Copy every line of the data that includes the string "malade".

━━━━━━━━━━━━━━━━

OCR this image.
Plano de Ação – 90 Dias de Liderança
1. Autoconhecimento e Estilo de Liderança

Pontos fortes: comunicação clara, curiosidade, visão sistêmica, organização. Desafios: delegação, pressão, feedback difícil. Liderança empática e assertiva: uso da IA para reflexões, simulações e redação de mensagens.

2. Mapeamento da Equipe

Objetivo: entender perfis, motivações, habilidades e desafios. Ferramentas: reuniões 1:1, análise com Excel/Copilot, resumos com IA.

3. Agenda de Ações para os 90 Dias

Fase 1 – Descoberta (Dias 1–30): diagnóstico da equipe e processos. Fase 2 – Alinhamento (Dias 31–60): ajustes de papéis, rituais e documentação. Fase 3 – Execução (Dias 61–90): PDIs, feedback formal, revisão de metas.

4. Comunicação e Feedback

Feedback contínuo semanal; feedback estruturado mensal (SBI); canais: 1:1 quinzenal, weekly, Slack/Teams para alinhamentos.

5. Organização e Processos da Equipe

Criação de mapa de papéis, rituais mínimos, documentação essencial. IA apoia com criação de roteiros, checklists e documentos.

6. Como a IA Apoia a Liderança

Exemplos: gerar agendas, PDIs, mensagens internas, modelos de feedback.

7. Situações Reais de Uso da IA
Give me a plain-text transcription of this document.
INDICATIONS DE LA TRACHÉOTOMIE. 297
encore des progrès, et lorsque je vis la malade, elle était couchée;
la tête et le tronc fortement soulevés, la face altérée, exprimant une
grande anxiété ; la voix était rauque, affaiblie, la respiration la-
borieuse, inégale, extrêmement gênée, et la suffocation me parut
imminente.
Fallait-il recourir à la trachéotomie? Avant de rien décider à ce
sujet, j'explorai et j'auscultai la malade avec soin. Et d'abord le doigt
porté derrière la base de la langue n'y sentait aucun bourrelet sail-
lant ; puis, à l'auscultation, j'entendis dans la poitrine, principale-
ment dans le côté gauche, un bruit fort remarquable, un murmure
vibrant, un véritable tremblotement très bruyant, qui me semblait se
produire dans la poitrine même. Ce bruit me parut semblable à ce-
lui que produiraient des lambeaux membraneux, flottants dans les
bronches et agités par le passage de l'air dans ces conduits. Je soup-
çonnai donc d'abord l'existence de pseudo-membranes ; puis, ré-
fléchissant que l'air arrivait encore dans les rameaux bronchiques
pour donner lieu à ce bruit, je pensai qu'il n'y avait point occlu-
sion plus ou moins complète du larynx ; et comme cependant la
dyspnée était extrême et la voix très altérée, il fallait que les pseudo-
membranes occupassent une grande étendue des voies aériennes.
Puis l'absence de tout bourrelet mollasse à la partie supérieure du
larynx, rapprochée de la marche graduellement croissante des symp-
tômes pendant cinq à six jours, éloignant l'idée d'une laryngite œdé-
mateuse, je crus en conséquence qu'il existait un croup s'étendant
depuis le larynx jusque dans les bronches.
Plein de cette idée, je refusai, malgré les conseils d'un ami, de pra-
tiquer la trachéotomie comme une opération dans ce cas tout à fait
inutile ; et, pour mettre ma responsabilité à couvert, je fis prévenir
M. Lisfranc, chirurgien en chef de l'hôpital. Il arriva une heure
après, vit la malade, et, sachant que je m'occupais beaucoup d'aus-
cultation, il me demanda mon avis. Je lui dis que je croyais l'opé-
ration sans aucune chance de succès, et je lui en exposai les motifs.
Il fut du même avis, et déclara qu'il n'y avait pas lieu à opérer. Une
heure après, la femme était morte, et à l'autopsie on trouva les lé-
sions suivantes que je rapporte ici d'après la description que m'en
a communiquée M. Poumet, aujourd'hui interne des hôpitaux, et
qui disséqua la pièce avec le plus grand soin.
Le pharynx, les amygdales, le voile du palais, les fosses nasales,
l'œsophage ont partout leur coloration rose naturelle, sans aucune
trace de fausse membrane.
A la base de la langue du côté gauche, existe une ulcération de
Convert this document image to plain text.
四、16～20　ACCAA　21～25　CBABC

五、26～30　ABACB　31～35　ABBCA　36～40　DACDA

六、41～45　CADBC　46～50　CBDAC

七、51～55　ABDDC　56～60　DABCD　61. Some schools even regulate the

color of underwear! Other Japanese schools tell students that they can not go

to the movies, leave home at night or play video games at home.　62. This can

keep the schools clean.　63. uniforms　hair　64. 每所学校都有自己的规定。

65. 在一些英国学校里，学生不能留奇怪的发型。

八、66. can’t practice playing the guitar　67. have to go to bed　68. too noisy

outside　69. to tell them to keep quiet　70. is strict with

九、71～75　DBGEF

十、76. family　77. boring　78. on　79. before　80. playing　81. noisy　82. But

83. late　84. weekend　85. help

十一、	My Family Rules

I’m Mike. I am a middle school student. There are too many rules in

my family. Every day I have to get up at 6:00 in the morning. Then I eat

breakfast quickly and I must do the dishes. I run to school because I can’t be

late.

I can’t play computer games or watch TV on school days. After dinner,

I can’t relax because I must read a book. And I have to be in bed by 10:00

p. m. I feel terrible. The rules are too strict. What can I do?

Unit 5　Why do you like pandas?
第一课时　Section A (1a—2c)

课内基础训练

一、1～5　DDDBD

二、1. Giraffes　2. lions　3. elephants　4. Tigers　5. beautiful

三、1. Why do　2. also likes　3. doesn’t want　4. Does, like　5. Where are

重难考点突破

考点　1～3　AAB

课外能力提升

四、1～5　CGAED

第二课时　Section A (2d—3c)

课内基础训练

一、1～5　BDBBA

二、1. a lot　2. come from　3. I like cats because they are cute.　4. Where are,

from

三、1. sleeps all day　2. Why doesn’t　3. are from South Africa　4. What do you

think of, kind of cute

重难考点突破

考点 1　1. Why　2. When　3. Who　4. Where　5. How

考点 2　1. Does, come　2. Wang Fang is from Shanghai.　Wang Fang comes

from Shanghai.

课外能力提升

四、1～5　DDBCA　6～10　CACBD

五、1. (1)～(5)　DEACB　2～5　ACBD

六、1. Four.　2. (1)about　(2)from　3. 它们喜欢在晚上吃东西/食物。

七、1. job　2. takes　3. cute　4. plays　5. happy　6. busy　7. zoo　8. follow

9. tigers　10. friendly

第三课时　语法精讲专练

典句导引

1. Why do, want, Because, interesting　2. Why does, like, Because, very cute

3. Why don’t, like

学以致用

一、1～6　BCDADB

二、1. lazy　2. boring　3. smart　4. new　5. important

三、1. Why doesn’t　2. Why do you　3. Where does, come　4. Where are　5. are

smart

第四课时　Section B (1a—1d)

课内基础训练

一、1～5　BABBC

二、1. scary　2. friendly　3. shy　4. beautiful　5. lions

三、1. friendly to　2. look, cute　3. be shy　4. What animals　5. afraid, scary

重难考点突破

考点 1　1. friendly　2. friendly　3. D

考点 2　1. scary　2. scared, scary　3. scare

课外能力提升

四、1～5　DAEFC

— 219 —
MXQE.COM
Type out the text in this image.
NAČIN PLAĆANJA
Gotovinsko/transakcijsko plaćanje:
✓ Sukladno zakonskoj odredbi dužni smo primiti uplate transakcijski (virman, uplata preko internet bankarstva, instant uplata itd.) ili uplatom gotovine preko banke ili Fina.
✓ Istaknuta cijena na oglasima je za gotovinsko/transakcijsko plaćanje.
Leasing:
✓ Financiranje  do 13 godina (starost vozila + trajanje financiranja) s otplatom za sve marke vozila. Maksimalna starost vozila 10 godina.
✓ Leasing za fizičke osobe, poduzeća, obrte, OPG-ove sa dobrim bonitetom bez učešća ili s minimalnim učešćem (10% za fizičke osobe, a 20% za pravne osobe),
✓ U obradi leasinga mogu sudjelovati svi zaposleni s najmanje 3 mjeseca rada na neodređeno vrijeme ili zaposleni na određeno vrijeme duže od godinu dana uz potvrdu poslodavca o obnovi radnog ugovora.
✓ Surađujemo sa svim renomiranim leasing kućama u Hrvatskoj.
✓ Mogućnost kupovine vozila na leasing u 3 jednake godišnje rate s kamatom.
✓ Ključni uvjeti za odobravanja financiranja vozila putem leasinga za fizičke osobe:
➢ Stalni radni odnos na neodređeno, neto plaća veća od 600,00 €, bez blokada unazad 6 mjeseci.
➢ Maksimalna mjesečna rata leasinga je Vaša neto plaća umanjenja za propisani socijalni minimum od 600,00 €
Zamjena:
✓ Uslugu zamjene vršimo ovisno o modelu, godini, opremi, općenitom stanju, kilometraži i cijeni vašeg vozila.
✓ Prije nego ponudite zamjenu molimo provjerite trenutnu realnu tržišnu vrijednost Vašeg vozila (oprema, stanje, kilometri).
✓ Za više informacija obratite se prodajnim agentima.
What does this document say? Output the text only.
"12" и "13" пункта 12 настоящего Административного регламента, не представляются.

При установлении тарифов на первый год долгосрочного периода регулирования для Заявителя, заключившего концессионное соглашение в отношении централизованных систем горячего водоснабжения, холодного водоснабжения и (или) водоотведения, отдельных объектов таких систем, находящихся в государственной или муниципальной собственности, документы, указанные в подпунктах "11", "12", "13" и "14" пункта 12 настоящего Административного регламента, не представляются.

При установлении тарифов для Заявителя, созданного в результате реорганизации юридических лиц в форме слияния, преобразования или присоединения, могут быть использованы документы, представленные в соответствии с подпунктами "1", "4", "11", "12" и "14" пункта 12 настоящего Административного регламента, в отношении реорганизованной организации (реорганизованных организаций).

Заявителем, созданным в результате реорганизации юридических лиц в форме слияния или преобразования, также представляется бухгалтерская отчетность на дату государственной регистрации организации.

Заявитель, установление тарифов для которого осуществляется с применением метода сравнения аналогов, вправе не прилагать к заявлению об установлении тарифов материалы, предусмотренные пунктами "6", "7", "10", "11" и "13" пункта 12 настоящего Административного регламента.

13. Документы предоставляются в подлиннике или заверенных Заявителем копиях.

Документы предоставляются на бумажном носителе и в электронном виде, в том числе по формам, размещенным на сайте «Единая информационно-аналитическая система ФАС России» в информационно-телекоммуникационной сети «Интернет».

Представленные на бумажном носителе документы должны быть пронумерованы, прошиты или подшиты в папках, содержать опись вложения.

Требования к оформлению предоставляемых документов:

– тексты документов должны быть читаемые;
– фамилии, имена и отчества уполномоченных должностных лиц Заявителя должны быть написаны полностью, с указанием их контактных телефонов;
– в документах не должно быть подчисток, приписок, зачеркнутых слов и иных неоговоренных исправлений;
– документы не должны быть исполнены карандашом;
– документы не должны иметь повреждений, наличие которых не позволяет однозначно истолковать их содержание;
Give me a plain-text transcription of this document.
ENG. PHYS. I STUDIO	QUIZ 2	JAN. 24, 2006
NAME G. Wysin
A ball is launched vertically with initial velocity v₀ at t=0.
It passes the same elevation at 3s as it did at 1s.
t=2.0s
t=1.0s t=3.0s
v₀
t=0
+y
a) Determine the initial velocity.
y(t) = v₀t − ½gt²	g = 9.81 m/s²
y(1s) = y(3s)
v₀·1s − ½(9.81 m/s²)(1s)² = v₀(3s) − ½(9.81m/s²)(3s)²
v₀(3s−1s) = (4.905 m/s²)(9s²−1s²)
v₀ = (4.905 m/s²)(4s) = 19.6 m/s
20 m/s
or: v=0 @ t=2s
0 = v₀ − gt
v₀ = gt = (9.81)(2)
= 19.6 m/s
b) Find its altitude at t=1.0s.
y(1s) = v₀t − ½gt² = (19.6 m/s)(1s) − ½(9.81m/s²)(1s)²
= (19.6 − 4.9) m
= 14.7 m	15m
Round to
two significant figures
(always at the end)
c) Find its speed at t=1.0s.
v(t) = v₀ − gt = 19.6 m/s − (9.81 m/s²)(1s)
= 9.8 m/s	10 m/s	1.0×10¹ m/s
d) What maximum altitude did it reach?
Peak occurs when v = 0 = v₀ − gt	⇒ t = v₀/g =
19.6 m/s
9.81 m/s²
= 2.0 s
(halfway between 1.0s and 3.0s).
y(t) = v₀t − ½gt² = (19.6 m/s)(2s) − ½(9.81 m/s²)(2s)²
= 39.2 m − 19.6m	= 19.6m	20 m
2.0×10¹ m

━━━━━━━━━━━━━━━━

**Exercise solution:**
encore des progrès, et lorsque je vis la malade, elle était couchée;
sujet, j'explorai et j'auscultai la malade avec soin. Et d'abord le doigt
après, vit la malade, et, sachant que je m'occupais beaucoup d'aus-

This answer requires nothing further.